Data items
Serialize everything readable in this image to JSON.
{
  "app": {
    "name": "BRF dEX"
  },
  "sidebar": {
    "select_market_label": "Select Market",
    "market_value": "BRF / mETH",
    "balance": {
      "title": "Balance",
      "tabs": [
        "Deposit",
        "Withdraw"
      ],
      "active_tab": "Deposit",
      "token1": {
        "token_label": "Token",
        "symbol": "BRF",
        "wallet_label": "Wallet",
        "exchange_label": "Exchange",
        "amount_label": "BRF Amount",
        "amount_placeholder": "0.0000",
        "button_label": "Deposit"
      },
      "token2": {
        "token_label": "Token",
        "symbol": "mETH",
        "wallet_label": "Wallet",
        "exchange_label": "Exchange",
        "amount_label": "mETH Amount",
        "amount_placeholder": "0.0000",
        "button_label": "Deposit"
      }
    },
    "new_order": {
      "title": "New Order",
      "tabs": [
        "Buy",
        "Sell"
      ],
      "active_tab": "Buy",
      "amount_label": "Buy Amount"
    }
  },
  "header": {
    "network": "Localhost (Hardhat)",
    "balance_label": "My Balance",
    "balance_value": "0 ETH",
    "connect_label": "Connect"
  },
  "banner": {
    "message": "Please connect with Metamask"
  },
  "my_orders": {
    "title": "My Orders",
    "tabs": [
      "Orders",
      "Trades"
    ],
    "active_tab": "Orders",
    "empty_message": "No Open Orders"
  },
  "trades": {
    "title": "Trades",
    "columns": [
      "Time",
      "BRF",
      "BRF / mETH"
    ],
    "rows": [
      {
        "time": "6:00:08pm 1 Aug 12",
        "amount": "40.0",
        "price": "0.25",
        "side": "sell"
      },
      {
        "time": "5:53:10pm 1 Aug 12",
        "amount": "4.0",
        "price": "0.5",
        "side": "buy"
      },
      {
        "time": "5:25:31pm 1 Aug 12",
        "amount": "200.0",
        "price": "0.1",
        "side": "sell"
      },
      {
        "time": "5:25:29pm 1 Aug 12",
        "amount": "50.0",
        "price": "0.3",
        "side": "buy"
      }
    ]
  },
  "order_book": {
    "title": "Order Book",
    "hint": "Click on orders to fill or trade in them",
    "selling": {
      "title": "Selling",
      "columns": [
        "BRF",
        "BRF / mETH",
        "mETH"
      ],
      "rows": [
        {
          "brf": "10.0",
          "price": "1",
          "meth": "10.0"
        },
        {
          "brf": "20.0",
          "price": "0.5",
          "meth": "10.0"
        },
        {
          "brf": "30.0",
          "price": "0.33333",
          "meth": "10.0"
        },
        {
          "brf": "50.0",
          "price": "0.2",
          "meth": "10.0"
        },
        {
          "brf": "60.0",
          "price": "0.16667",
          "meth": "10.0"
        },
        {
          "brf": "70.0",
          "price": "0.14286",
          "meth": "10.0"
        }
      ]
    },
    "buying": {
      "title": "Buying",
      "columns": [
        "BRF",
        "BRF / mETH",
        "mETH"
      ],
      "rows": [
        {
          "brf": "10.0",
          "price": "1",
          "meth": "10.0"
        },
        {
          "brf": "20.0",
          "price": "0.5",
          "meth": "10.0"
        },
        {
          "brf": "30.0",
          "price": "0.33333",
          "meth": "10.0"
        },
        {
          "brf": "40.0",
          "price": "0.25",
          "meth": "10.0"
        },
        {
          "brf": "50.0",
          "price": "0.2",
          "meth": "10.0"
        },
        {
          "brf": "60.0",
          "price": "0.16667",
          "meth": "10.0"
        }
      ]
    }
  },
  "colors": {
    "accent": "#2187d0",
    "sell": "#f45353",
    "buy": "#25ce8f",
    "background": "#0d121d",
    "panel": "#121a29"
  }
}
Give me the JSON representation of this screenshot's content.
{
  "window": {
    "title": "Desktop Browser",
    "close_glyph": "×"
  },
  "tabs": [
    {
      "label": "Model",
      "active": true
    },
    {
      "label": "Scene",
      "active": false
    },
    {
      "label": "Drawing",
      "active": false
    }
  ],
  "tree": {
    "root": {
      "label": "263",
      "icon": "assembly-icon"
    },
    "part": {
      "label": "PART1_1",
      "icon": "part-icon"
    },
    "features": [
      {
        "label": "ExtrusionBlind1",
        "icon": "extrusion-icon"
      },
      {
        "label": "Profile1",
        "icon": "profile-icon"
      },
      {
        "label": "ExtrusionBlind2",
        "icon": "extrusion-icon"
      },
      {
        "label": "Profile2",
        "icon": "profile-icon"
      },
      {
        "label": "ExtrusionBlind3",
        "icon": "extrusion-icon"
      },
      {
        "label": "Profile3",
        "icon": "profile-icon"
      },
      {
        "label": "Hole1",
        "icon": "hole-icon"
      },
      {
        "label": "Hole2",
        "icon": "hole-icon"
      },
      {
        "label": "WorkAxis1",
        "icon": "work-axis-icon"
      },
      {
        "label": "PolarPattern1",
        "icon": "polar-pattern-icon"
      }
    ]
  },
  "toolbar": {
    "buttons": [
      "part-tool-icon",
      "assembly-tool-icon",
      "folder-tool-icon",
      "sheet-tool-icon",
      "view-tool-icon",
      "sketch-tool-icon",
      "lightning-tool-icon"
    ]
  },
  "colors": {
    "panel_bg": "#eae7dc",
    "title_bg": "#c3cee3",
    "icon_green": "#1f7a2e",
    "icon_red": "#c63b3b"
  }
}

**TASK DETAILS**
Produce an exact copy of the lines from the one containing "Give me the" through the last line, and of nothing else.

**FINISHED TASK**
Give me the JSON representation of this screenshot's content.
{
  "window": {
    "title": "Desktop Browser",
    "close_glyph": "×"
  },
  "tabs": [
    {
      "label": "Model",
      "active": true
    },
    {
      "label": "Scene",
      "active": false
    },
    {
      "label": "Drawing",
      "active": false
    }
  ],
  "tree": {
    "root": {
      "label": "263",
      "icon": "assembly-icon"
    },
    "part": {
      "label": "PART1_1",
      "icon": "part-icon"
    },
    "features": [
      {
        "label": "ExtrusionBlind1",
        "icon": "extrusion-icon"
      },
      {
        "label": "Profile1",
        "icon": "profile-icon"
      },
      {
        "label": "ExtrusionBlind2",
        "icon": "extrusion-icon"
      },
      {
        "label": "Profile2",
        "icon": "profile-icon"
      },
      {
        "label": "ExtrusionBlind3",
        "icon": "extrusion-icon"
      },
      {
        "label": "Profile3",
        "icon": "profile-icon"
      },
      {
        "label": "Hole1",
        "icon": "hole-icon"
      },
      {
        "label": "Hole2",
        "icon": "hole-icon"
      },
      {
        "label": "WorkAxis1",
        "icon": "work-axis-icon"
      },
      {
        "label": "PolarPattern1",
        "icon": "polar-pattern-icon"
      }
    ]
  },
  "toolbar": {
    "buttons": [
      "part-tool-icon",
      "assembly-tool-icon",
      "folder-tool-icon",
      "sheet-tool-icon",
      "view-tool-icon",
      "sketch-tool-icon",
      "lightning-tool-icon"
    ]
  },
  "colors": {
    "panel_bg": "#eae7dc",
    "title_bg": "#c3cee3",
    "icon_green": "#1f7a2e",
    "icon_red": "#c63b3b"
  }
}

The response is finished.